### WHAT NEEDS TO BE DONE:
Return every record below exactly as written, but leave out the pictures.

Dataset items:
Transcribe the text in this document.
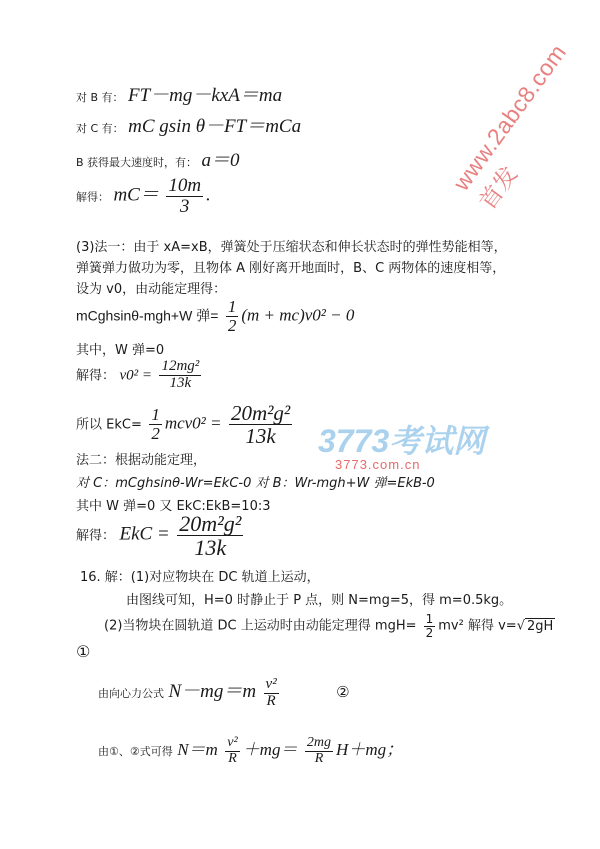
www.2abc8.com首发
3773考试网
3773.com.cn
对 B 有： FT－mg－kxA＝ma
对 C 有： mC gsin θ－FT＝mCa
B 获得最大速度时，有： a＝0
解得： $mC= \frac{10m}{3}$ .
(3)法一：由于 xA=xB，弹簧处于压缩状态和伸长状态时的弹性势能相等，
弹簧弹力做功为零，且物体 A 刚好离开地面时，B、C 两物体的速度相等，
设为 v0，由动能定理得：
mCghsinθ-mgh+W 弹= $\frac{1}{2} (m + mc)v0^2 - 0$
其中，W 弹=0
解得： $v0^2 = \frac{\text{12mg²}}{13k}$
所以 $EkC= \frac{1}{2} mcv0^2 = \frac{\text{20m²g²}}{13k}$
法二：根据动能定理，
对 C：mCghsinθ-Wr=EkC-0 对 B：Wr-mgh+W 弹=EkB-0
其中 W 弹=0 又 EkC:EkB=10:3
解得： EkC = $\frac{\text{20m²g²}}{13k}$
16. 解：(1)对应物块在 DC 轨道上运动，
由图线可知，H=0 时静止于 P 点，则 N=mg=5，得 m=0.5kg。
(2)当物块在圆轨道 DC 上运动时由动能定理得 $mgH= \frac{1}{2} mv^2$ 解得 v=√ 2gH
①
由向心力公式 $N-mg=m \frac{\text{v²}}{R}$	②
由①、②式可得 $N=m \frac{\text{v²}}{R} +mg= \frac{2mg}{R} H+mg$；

### PROBLEM SOLUTION:
Transcribe the text in this document.
www.2abc8.com首发
3773考试网
3773.com.cn
对 B 有： FT－mg－kxA＝ma
对 C 有： mC gsin θ－FT＝mCa
B 获得最大速度时，有： a＝0
解得： $mC= \frac{10m}{3}$ .
(3)法一：由于 xA=xB，弹簧处于压缩状态和伸长状态时的弹性势能相等，
弹簧弹力做功为零，且物体 A 刚好离开地面时，B、C 两物体的速度相等，
设为 v0，由动能定理得：
mCghsinθ-mgh+W 弹= $\frac{1}{2} (m + mc)v0^2 - 0$
其中，W 弹=0
解得： $v0^2 = \frac{\text{12mg²}}{13k}$
所以 $EkC= \frac{1}{2} mcv0^2 = \frac{\text{20m²g²}}{13k}$
法二：根据动能定理，
对 C：mCghsinθ-Wr=EkC-0 对 B：Wr-mgh+W 弹=EkB-0
其中 W 弹=0 又 EkC:EkB=10:3
解得： EkC = $\frac{\text{20m²g²}}{13k}$
16. 解：(1)对应物块在 DC 轨道上运动，
由图线可知，H=0 时静止于 P 点，则 N=mg=5，得 m=0.5kg。
(2)当物块在圆轨道 DC 上运动时由动能定理得 $mgH= \frac{1}{2} mv^2$ 解得 v=√ 2gH
①
由向心力公式 $N-mg=m \frac{\text{v²}}{R}$	②
由①、②式可得 $N=m \frac{\text{v²}}{R} +mg= \frac{2mg}{R} H+mg$；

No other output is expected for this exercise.